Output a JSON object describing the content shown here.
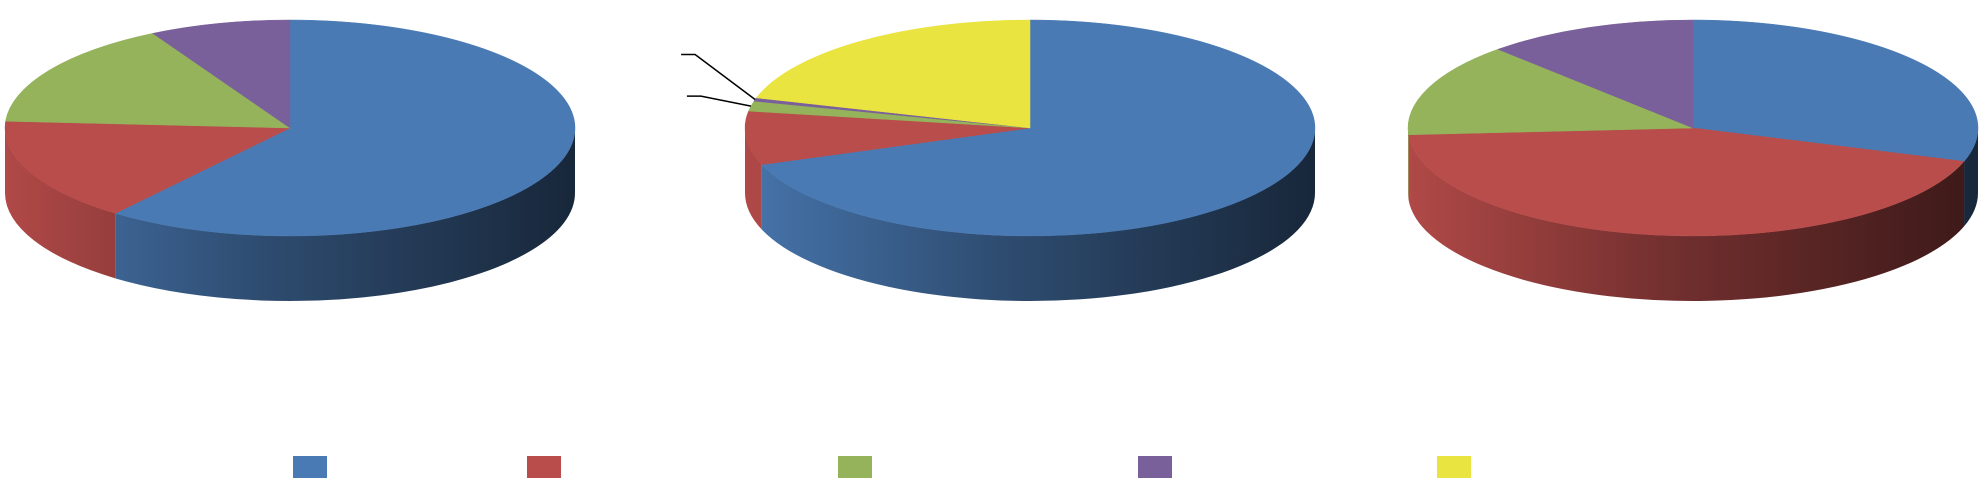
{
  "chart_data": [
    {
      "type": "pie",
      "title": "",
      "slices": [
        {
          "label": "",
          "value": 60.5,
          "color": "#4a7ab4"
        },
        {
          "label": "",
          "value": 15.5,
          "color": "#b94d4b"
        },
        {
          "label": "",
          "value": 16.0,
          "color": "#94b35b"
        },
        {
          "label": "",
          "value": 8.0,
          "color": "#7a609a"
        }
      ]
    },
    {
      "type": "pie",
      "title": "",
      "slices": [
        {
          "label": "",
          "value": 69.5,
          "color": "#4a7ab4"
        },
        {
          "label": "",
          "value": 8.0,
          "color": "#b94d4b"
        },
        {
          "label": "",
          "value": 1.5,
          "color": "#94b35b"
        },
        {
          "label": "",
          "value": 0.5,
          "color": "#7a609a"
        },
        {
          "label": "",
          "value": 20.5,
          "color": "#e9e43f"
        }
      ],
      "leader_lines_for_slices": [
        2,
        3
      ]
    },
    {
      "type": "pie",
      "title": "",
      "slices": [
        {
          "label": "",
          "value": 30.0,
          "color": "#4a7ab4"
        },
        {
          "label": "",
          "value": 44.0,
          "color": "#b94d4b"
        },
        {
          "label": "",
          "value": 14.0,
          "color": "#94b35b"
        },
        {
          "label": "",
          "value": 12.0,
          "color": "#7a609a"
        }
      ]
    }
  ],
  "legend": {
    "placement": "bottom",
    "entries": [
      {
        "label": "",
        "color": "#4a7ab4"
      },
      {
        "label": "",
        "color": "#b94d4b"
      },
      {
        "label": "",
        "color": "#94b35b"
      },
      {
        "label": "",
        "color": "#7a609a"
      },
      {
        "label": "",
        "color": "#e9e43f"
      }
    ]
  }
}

==

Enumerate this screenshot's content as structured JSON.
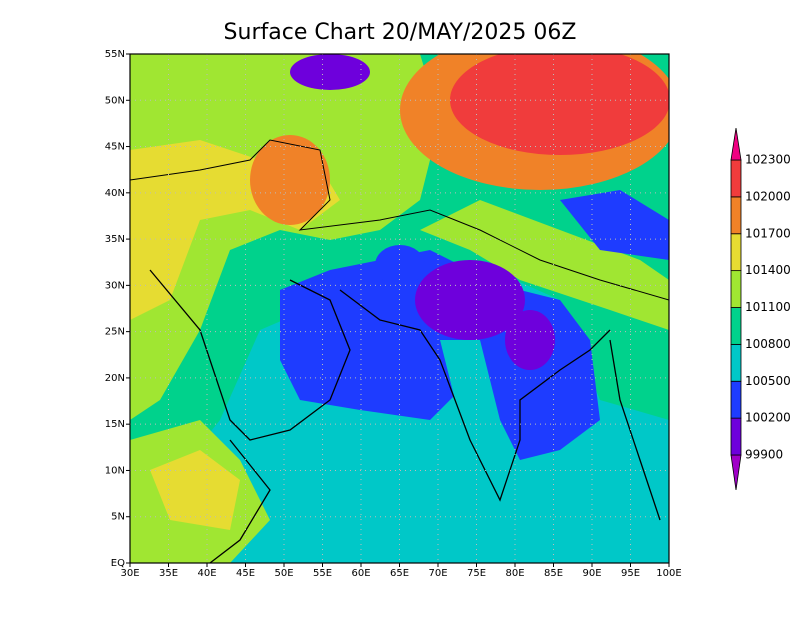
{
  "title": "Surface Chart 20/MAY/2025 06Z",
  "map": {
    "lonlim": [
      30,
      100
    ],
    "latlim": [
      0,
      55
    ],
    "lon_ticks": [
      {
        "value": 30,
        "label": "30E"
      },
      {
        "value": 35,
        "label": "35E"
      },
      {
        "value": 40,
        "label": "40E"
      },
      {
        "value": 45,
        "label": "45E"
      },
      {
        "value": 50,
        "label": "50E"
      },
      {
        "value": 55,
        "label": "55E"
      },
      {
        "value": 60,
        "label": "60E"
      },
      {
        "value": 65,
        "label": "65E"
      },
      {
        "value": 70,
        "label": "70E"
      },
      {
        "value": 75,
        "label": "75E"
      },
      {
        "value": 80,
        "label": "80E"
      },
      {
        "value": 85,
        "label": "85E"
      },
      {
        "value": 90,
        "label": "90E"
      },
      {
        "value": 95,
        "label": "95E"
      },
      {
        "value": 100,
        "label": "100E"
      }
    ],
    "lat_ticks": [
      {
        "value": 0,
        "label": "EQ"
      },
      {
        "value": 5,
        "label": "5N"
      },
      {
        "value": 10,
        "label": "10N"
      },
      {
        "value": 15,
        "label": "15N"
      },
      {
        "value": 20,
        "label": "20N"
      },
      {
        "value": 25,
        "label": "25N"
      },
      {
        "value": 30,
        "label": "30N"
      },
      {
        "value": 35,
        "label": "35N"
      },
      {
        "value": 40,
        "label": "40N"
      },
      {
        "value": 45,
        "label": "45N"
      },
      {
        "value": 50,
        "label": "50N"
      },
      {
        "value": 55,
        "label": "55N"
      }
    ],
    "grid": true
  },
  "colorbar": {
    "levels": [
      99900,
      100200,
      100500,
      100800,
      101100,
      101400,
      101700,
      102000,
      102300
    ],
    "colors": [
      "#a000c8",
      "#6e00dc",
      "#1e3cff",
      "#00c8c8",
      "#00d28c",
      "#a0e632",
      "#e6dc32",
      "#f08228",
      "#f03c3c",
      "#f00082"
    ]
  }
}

* * *

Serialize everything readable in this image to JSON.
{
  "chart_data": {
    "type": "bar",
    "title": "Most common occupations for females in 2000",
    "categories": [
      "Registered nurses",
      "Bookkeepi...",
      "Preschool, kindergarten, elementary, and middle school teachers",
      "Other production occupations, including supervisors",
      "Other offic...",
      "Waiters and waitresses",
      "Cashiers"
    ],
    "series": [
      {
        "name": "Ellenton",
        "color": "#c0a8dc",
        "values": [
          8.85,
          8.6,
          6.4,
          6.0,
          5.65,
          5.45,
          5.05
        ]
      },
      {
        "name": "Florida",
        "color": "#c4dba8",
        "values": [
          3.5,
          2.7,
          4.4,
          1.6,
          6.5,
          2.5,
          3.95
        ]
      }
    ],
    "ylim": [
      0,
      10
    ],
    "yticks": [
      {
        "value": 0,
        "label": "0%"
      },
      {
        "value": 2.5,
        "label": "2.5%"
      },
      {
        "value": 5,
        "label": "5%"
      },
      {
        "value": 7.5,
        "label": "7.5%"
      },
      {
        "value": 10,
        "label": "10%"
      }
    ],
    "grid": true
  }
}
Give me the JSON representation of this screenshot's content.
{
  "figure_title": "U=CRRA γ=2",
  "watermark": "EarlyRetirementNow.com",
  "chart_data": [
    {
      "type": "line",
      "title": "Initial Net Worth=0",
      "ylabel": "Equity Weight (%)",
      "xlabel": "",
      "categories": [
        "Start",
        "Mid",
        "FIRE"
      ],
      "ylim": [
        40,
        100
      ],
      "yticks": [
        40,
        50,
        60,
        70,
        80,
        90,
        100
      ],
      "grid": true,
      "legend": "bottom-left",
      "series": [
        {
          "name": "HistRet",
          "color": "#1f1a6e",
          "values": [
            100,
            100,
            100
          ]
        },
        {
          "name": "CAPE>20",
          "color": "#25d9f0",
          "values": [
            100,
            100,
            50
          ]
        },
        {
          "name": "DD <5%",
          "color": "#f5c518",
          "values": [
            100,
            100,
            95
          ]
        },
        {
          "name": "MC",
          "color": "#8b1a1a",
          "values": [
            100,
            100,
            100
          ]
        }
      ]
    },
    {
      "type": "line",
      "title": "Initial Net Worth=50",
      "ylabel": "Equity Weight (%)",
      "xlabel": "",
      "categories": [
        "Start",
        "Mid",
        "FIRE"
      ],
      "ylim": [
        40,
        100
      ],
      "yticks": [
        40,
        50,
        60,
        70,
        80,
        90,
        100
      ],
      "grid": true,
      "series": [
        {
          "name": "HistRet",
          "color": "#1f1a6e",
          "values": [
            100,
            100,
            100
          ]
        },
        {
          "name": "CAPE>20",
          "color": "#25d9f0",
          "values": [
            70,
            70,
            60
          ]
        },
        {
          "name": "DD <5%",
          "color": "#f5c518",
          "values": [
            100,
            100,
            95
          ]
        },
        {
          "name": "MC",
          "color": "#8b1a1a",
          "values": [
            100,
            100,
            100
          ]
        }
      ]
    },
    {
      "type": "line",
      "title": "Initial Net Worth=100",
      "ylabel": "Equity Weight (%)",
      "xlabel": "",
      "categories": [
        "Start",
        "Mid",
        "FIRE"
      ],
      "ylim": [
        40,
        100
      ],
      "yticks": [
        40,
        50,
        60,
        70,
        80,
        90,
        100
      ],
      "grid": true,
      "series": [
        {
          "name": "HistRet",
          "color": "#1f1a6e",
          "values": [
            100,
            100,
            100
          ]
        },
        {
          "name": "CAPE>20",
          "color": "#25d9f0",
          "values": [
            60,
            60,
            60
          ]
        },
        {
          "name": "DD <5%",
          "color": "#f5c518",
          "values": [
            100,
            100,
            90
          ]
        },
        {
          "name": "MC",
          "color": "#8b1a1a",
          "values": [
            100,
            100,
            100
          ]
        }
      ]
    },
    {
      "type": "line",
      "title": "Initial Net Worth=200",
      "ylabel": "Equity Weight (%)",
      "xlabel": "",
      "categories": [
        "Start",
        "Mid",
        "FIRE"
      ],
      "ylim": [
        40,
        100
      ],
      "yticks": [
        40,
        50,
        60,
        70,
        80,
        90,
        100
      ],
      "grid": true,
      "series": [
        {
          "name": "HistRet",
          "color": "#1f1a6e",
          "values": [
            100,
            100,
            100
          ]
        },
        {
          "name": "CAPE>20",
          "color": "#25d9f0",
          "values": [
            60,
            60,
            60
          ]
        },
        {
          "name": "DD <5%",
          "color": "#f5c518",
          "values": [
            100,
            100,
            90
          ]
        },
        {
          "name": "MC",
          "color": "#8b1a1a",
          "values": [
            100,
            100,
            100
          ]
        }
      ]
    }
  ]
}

# Exercise details
Search the listing for the word "JSON". Copy every line in which it occurs.

# Expected output
Output a JSON object describing the content shown here.
Enumerate this screenshot's content as structured JSON.
Serialize everything readable in this image to JSON.
Give me the JSON representation of this screenshot's content.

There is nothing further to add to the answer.